# What the task requires
Repeat the material verbatim and drop the pictures.

___ Supplied material

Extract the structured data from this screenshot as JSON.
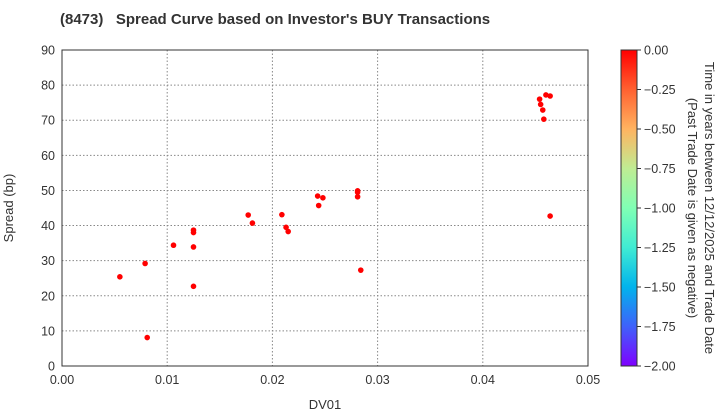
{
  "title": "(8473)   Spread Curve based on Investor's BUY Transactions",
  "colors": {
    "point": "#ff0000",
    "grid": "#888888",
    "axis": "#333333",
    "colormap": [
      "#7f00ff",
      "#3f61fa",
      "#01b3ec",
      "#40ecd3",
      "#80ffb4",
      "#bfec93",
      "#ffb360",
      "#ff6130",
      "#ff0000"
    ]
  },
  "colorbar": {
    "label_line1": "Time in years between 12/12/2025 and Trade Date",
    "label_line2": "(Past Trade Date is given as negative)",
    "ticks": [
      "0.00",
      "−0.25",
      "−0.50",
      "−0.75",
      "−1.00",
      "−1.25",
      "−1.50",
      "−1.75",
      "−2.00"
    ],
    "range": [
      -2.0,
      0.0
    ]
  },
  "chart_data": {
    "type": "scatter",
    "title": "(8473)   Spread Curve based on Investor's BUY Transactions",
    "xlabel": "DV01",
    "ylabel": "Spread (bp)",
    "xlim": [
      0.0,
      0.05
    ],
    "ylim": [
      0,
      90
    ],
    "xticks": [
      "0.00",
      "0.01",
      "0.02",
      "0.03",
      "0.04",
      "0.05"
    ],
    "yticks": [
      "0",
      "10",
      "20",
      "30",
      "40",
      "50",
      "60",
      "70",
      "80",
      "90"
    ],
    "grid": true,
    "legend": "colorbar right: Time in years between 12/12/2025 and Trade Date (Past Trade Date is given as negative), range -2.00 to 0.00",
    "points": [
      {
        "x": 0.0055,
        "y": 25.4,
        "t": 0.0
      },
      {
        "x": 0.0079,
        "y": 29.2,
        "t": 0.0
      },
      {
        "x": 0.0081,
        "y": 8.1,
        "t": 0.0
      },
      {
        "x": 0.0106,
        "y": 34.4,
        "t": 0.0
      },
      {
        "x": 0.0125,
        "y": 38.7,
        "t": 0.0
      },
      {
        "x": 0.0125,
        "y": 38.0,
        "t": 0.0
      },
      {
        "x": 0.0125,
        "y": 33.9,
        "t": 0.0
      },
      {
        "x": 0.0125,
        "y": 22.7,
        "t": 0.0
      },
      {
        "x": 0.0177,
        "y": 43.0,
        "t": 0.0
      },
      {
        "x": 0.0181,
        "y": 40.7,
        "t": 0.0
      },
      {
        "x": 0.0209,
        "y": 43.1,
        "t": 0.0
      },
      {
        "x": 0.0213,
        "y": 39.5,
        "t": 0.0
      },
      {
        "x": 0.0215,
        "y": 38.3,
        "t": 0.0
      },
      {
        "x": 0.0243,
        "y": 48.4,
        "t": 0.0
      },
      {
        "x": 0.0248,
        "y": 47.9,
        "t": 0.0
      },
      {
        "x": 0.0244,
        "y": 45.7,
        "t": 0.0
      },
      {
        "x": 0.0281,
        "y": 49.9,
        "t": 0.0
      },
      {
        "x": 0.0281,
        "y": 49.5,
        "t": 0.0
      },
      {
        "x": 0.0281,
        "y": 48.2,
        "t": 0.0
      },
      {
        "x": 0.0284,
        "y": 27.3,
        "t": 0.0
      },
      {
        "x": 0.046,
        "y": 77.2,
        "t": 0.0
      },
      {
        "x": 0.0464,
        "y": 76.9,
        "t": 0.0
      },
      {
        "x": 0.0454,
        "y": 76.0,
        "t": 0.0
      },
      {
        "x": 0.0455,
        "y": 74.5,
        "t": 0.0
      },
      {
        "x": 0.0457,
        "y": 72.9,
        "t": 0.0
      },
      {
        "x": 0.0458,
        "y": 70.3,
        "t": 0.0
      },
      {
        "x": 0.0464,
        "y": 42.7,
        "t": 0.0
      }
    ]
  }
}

______

# Completed exercise
Extract the structured data from this screenshot as JSON.
{
  "title": "(8473)   Spread Curve based on Investor's BUY Transactions",
  "colors": {
    "point": "#ff0000",
    "grid": "#888888",
    "axis": "#333333",
    "colormap": [
      "#7f00ff",
      "#3f61fa",
      "#01b3ec",
      "#40ecd3",
      "#80ffb4",
      "#bfec93",
      "#ffb360",
      "#ff6130",
      "#ff0000"
    ]
  },
  "colorbar": {
    "label_line1": "Time in years between 12/12/2025 and Trade Date",
    "label_line2": "(Past Trade Date is given as negative)",
    "ticks": [
      "0.00",
      "−0.25",
      "−0.50",
      "−0.75",
      "−1.00",
      "−1.25",
      "−1.50",
      "−1.75",
      "−2.00"
    ],
    "range": [
      -2.0,
      0.0
    ]
  },
  "chart_data": {
    "type": "scatter",
    "title": "(8473)   Spread Curve based on Investor's BUY Transactions",
    "xlabel": "DV01",
    "ylabel": "Spread (bp)",
    "xlim": [
      0.0,
      0.05
    ],
    "ylim": [
      0,
      90
    ],
    "xticks": [
      "0.00",
      "0.01",
      "0.02",
      "0.03",
      "0.04",
      "0.05"
    ],
    "yticks": [
      "0",
      "10",
      "20",
      "30",
      "40",
      "50",
      "60",
      "70",
      "80",
      "90"
    ],
    "grid": true,
    "legend": "colorbar right: Time in years between 12/12/2025 and Trade Date (Past Trade Date is given as negative), range -2.00 to 0.00",
    "points": [
      {
        "x": 0.0055,
        "y": 25.4,
        "t": 0.0
      },
      {
        "x": 0.0079,
        "y": 29.2,
        "t": 0.0
      },
      {
        "x": 0.0081,
        "y": 8.1,
        "t": 0.0
      },
      {
        "x": 0.0106,
        "y": 34.4,
        "t": 0.0
      },
      {
        "x": 0.0125,
        "y": 38.7,
        "t": 0.0
      },
      {
        "x": 0.0125,
        "y": 38.0,
        "t": 0.0
      },
      {
        "x": 0.0125,
        "y": 33.9,
        "t": 0.0
      },
      {
        "x": 0.0125,
        "y": 22.7,
        "t": 0.0
      },
      {
        "x": 0.0177,
        "y": 43.0,
        "t": 0.0
      },
      {
        "x": 0.0181,
        "y": 40.7,
        "t": 0.0
      },
      {
        "x": 0.0209,
        "y": 43.1,
        "t": 0.0
      },
      {
        "x": 0.0213,
        "y": 39.5,
        "t": 0.0
      },
      {
        "x": 0.0215,
        "y": 38.3,
        "t": 0.0
      },
      {
        "x": 0.0243,
        "y": 48.4,
        "t": 0.0
      },
      {
        "x": 0.0248,
        "y": 47.9,
        "t": 0.0
      },
      {
        "x": 0.0244,
        "y": 45.7,
        "t": 0.0
      },
      {
        "x": 0.0281,
        "y": 49.9,
        "t": 0.0
      },
      {
        "x": 0.0281,
        "y": 49.5,
        "t": 0.0
      },
      {
        "x": 0.0281,
        "y": 48.2,
        "t": 0.0
      },
      {
        "x": 0.0284,
        "y": 27.3,
        "t": 0.0
      },
      {
        "x": 0.046,
        "y": 77.2,
        "t": 0.0
      },
      {
        "x": 0.0464,
        "y": 76.9,
        "t": 0.0
      },
      {
        "x": 0.0454,
        "y": 76.0,
        "t": 0.0
      },
      {
        "x": 0.0455,
        "y": 74.5,
        "t": 0.0
      },
      {
        "x": 0.0457,
        "y": 72.9,
        "t": 0.0
      },
      {
        "x": 0.0458,
        "y": 70.3,
        "t": 0.0
      },
      {
        "x": 0.0464,
        "y": 42.7,
        "t": 0.0
      }
    ]
  }
}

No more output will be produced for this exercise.